§ **Challenge**: Identify the lines that contain the string "Section" and copy all of them.
※
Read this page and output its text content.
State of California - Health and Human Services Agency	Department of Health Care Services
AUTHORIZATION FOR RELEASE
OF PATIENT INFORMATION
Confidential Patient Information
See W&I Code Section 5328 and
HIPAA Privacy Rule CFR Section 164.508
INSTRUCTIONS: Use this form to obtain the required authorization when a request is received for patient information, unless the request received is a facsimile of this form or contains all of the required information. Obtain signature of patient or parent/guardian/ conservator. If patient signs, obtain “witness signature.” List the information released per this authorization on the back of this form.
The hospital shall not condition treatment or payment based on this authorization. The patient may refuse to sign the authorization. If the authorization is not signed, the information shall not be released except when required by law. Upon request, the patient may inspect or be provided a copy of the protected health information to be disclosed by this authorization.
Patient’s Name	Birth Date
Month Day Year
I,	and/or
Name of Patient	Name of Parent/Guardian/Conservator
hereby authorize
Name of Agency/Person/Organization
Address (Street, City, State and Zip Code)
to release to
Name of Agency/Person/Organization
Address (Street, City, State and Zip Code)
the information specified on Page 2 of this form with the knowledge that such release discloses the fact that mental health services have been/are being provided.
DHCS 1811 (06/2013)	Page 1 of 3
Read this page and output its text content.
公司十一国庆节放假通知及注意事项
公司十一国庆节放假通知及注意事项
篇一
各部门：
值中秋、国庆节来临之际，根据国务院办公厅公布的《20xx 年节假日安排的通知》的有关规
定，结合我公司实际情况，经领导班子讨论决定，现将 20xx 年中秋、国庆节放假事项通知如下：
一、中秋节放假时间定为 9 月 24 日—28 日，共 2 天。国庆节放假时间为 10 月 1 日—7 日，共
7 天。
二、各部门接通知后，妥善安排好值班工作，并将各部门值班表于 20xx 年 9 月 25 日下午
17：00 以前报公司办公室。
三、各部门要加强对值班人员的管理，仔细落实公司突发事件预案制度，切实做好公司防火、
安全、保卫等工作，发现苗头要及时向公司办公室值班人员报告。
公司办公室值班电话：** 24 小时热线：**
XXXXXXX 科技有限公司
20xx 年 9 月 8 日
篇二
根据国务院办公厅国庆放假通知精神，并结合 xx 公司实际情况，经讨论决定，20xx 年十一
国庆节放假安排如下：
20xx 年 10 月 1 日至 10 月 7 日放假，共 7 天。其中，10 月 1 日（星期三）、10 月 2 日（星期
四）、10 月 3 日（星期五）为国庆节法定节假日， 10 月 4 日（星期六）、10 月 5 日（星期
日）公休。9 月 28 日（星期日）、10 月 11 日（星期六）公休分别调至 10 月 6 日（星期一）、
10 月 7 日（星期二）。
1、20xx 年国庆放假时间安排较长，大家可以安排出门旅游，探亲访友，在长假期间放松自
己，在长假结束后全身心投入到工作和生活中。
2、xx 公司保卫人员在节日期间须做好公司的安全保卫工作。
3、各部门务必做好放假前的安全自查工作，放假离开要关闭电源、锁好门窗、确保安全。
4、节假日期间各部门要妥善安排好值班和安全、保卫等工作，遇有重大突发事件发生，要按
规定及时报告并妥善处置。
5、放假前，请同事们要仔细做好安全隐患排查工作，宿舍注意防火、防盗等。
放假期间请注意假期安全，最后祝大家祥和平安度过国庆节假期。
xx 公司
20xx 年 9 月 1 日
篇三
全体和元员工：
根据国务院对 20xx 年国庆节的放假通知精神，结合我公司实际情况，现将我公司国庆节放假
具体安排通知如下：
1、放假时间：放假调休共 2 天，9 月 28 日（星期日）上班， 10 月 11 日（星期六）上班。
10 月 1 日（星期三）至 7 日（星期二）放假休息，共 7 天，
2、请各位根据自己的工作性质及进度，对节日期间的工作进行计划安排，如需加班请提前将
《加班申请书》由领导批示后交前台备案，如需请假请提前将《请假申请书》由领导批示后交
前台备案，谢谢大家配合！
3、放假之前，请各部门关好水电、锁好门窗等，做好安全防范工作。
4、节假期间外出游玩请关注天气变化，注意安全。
※
§ **The response**:
See W&I Code Section 5328 and
HIPAA Privacy Rule CFR Section 164.508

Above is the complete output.